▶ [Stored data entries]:
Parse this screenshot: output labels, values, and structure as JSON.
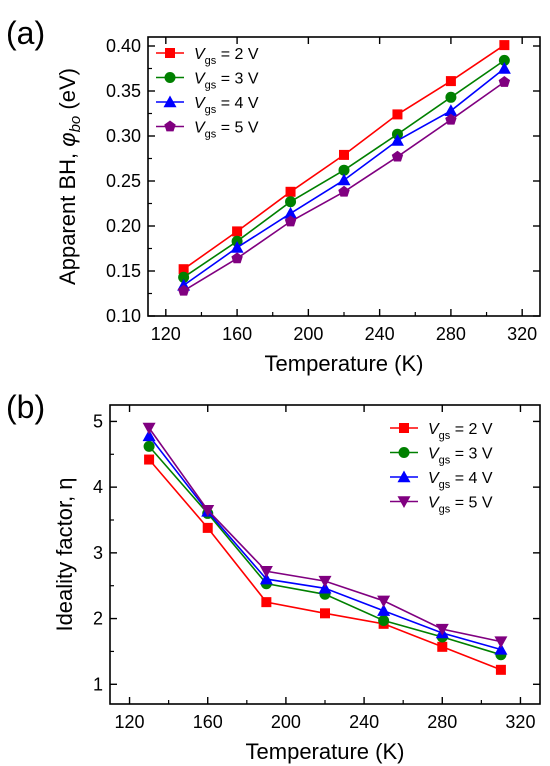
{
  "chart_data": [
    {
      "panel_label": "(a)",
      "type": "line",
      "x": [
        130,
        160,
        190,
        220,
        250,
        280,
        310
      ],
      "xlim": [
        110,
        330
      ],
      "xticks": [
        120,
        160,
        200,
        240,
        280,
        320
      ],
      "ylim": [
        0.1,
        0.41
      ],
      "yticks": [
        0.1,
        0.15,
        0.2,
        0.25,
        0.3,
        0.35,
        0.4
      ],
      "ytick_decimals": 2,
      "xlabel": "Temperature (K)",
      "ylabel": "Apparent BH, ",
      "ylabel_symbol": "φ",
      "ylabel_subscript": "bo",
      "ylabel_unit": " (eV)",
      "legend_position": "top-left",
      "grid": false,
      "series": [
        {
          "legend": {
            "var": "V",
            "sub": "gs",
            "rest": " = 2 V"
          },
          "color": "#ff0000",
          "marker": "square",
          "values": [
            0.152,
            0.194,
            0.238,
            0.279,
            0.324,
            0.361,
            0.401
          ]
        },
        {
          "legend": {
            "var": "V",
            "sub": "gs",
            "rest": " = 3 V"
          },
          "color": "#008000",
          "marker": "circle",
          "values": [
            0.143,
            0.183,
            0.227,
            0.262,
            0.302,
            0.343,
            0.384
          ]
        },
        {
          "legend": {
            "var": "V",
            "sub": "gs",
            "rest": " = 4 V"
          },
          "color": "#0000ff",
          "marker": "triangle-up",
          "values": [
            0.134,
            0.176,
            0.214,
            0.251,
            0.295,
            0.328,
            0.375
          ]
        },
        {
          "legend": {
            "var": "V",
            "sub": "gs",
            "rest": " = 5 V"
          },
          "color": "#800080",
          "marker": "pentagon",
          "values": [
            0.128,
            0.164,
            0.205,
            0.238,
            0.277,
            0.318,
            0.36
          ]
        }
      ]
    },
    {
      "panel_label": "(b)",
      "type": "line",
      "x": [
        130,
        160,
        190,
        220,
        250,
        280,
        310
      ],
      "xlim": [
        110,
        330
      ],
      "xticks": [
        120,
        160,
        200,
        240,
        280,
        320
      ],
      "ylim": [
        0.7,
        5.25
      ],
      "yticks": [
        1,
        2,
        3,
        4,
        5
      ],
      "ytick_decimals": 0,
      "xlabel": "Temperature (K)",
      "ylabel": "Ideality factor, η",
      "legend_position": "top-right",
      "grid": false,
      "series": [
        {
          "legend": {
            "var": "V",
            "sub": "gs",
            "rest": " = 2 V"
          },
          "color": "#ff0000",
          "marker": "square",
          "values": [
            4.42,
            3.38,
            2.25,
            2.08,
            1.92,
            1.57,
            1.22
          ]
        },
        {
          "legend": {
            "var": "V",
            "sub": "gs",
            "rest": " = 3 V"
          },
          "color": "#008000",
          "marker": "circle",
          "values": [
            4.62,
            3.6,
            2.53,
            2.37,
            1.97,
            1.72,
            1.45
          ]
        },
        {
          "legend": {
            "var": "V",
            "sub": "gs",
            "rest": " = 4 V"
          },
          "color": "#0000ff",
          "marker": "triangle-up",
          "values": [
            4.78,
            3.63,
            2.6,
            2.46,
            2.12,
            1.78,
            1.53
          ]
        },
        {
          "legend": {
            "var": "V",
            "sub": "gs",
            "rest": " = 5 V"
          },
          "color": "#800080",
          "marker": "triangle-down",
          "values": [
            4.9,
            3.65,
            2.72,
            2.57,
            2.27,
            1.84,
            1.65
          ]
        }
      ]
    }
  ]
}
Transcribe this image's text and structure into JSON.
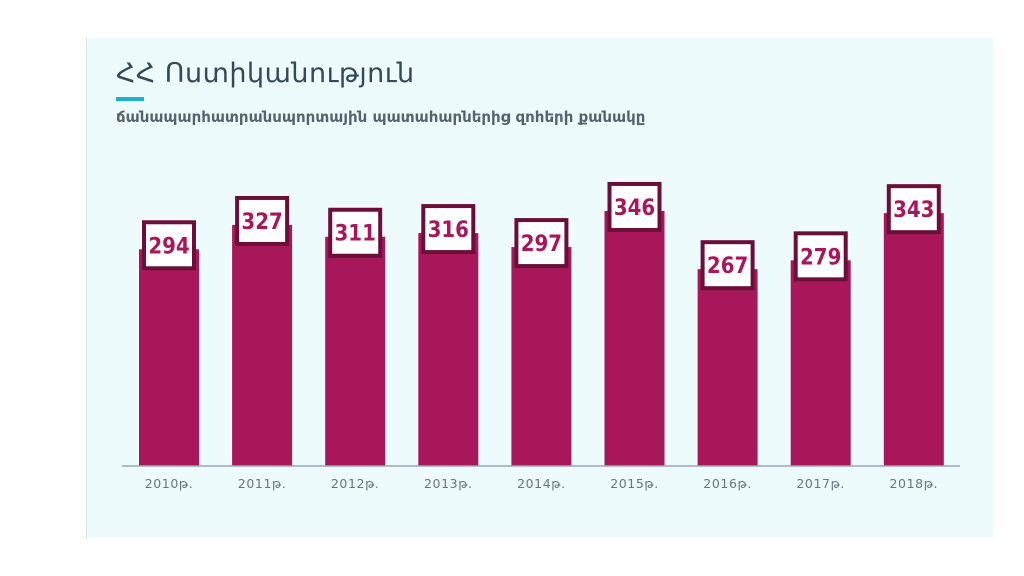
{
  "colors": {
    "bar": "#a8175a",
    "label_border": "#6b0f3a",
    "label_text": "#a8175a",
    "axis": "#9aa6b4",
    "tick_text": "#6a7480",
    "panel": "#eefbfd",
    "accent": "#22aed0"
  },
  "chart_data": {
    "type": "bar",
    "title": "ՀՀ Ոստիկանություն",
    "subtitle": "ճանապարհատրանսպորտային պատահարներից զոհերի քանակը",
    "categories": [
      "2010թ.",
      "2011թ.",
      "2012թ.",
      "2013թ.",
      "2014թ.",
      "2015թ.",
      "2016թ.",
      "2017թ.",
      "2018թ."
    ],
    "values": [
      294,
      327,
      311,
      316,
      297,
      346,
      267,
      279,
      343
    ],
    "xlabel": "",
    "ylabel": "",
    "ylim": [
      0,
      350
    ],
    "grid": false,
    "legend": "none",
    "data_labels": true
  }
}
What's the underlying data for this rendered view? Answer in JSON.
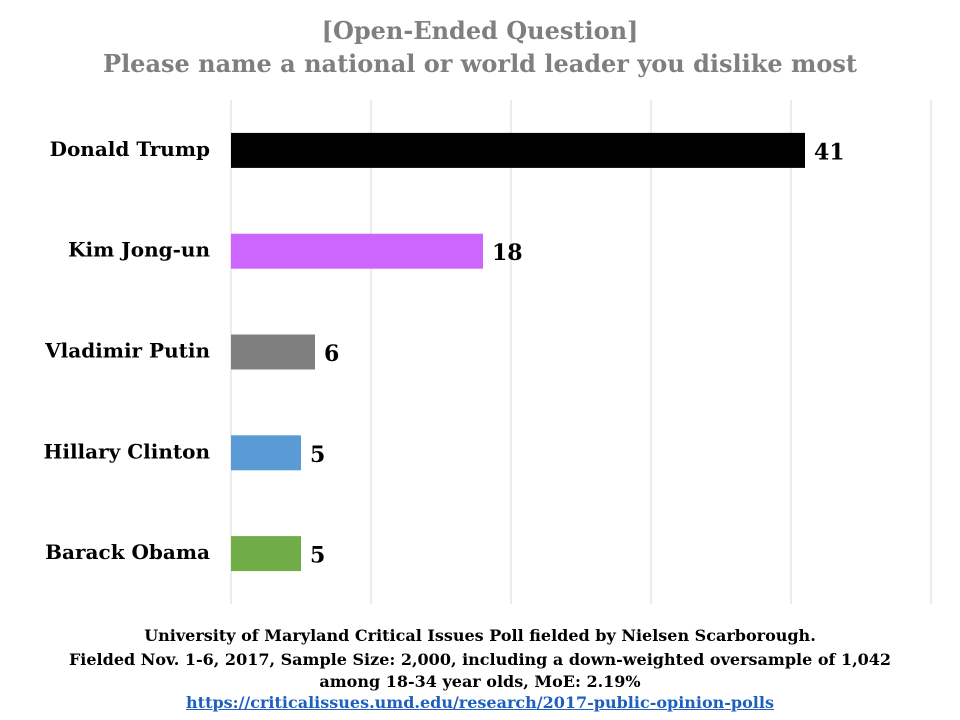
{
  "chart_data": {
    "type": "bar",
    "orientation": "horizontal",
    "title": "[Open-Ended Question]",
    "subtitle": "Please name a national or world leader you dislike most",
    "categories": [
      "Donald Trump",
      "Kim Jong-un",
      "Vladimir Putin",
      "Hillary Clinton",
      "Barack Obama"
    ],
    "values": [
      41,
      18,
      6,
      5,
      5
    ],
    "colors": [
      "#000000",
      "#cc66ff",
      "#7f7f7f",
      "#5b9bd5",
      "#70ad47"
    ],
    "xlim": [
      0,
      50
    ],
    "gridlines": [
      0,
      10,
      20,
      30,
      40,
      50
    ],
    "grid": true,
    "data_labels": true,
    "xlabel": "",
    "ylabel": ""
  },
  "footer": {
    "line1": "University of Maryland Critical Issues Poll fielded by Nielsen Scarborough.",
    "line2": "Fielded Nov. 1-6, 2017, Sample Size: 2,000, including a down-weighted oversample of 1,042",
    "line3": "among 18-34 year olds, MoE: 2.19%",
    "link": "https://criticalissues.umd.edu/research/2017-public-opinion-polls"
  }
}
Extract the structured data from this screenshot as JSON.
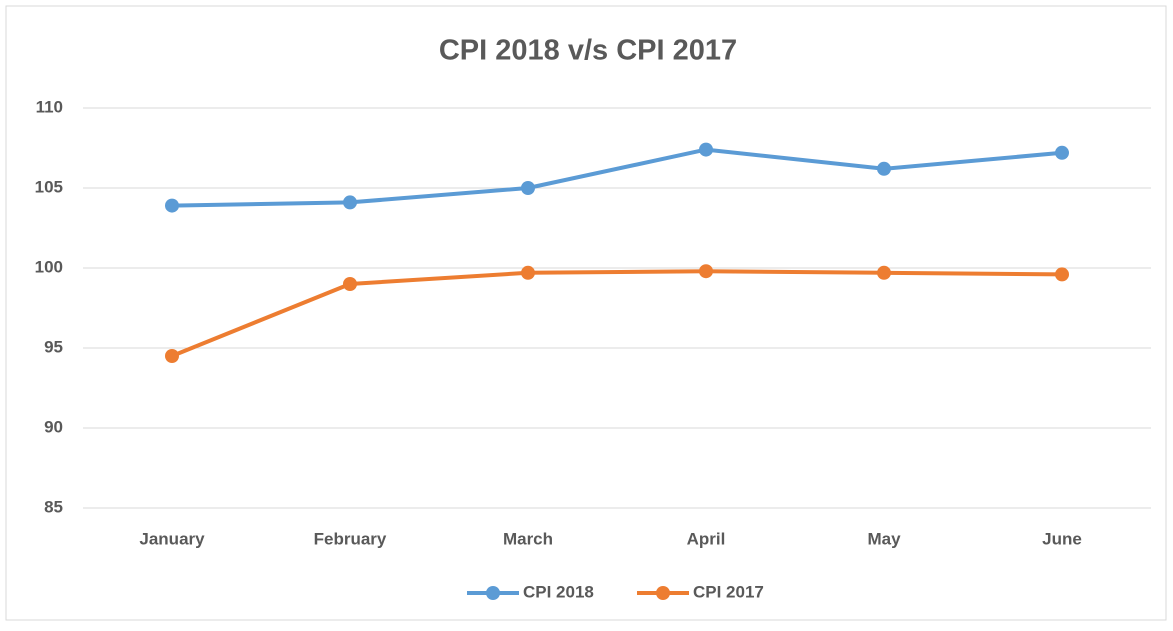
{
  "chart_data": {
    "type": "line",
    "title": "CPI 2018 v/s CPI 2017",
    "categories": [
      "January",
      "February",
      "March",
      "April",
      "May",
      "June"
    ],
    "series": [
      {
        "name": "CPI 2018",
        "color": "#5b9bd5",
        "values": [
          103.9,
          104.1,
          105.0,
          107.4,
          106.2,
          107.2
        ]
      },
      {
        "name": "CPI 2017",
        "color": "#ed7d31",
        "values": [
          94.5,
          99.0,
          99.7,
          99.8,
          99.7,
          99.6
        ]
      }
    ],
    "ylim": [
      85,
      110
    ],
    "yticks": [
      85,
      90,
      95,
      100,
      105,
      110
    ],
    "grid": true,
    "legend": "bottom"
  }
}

▶ [THE REQUEST]:
Which lines contain the word "down"? Copy each of them.

▶ [TASK ANSWER]:
          "marker": "triangle-down",
    "line2": "Fielded Nov. 1-6, 2017, Sample Size: 2,000, including a down-weighted oversample of 1,042",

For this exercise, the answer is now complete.